> _Written exercise_
Repeat each line word for word.

[Some records]
------

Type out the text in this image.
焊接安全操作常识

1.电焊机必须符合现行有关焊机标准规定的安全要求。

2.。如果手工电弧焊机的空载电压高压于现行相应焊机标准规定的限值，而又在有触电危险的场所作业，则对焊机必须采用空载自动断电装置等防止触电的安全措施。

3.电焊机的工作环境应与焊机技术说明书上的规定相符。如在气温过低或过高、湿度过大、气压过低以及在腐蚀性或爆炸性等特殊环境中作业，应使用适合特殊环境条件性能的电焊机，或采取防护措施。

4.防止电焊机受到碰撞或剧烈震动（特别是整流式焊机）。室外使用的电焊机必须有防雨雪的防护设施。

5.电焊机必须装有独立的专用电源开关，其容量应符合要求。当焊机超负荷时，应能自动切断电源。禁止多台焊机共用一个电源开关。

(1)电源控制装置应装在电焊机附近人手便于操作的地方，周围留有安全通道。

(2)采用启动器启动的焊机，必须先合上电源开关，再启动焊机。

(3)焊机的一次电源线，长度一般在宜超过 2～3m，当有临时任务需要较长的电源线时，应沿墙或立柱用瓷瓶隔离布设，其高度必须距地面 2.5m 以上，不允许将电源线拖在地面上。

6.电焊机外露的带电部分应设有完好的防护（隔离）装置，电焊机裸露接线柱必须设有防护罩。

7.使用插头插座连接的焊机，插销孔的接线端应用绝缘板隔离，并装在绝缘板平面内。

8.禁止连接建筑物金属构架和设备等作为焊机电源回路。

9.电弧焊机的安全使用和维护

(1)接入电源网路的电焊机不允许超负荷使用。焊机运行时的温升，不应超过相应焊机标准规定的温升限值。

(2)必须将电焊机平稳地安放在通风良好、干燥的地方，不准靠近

------

> _Exercise answer_
Type out the text in this image.
焊接安全操作常识

1.电焊机必须符合现行有关焊机标准规定的安全要求。

2.。如果手工电弧焊机的空载电压高压于现行相应焊机标准规定的限值，而又在有触电危险的场所作业，则对焊机必须采用空载自动断电装置等防止触电的安全措施。

3.电焊机的工作环境应与焊机技术说明书上的规定相符。如在气温过低或过高、湿度过大、气压过低以及在腐蚀性或爆炸性等特殊环境中作业，应使用适合特殊环境条件性能的电焊机，或采取防护措施。

4.防止电焊机受到碰撞或剧烈震动（特别是整流式焊机）。室外使用的电焊机必须有防雨雪的防护设施。

5.电焊机必须装有独立的专用电源开关，其容量应符合要求。当焊机超负荷时，应能自动切断电源。禁止多台焊机共用一个电源开关。

(1)电源控制装置应装在电焊机附近人手便于操作的地方，周围留有安全通道。

(2)采用启动器启动的焊机，必须先合上电源开关，再启动焊机。

(3)焊机的一次电源线，长度一般在宜超过 2～3m，当有临时任务需要较长的电源线时，应沿墙或立柱用瓷瓶隔离布设，其高度必须距地面 2.5m 以上，不允许将电源线拖在地面上。

6.电焊机外露的带电部分应设有完好的防护（隔离）装置，电焊机裸露接线柱必须设有防护罩。

7.使用插头插座连接的焊机，插销孔的接线端应用绝缘板隔离，并装在绝缘板平面内。

8.禁止连接建筑物金属构架和设备等作为焊机电源回路。

9.电弧焊机的安全使用和维护

(1)接入电源网路的电焊机不允许超负荷使用。焊机运行时的温升，不应超过相应焊机标准规定的温升限值。

(2)必须将电焊机平稳地安放在通风良好、干燥的地方，不准靠近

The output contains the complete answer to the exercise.